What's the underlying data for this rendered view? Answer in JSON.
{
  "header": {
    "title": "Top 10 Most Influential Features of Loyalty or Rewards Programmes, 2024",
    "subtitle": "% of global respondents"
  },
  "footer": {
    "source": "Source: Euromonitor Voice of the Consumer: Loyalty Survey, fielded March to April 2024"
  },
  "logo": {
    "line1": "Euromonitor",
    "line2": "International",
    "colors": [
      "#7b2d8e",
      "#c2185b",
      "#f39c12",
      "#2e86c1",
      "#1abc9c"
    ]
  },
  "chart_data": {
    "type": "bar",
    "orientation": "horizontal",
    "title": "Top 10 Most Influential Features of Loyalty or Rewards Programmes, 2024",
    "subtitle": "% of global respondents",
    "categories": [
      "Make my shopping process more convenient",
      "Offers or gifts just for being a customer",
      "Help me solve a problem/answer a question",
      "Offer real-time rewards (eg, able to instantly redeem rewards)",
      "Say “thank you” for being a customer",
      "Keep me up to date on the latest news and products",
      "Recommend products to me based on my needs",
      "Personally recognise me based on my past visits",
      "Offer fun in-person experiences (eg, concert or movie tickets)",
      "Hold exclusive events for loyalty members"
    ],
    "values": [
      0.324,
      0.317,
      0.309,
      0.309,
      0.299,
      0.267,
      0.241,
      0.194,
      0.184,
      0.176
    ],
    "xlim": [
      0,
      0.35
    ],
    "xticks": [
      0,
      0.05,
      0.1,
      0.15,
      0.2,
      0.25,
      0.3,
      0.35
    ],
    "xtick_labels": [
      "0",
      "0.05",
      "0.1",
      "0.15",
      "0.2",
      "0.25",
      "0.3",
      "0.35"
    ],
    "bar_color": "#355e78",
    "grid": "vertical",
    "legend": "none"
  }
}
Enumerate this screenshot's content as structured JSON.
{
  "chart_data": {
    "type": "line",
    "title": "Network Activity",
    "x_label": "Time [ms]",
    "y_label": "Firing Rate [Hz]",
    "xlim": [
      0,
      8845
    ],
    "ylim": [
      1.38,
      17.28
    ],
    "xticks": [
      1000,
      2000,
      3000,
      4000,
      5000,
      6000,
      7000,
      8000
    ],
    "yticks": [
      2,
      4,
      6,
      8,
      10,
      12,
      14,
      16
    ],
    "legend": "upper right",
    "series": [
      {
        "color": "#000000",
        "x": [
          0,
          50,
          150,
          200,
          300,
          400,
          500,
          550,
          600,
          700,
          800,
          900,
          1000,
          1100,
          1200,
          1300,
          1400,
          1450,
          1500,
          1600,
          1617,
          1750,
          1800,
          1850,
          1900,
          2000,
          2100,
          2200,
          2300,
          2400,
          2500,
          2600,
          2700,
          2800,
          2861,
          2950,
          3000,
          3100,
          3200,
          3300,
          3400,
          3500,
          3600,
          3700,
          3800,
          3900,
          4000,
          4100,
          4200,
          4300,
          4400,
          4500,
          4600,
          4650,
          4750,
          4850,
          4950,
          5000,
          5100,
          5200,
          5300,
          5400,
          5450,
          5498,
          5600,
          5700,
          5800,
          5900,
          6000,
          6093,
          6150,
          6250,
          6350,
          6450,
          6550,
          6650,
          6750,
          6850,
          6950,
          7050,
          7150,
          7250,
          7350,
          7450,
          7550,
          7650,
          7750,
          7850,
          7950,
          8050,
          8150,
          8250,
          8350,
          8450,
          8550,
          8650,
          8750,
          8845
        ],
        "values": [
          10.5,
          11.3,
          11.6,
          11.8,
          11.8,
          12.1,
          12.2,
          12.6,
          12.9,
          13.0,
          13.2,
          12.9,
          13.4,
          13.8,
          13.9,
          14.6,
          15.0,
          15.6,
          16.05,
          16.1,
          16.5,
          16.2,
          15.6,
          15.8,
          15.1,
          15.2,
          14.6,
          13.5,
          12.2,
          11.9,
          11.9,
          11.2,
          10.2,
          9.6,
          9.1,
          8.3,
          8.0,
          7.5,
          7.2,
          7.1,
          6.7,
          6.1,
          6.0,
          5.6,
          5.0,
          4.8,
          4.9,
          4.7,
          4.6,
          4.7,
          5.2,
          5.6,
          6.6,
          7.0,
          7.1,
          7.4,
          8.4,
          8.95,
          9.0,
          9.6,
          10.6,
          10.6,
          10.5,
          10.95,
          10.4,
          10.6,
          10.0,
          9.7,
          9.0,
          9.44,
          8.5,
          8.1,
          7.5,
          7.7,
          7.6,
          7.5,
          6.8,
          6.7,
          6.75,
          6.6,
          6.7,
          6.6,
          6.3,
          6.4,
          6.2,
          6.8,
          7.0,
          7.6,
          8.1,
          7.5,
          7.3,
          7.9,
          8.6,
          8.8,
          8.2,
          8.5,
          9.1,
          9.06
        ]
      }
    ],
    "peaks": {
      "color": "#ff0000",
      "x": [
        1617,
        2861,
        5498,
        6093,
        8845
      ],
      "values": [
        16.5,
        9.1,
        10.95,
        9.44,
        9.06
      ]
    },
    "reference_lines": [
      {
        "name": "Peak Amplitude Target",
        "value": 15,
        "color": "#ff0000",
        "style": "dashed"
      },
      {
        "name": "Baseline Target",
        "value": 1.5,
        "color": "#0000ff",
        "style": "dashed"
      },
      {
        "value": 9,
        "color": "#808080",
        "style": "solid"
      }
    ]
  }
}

Problem
Locate the word "being" in the entries, and copy every line where it is found.

Answer to the problem
      "Offers or gifts just for being a customer",
      "Say “thank you” for being a customer",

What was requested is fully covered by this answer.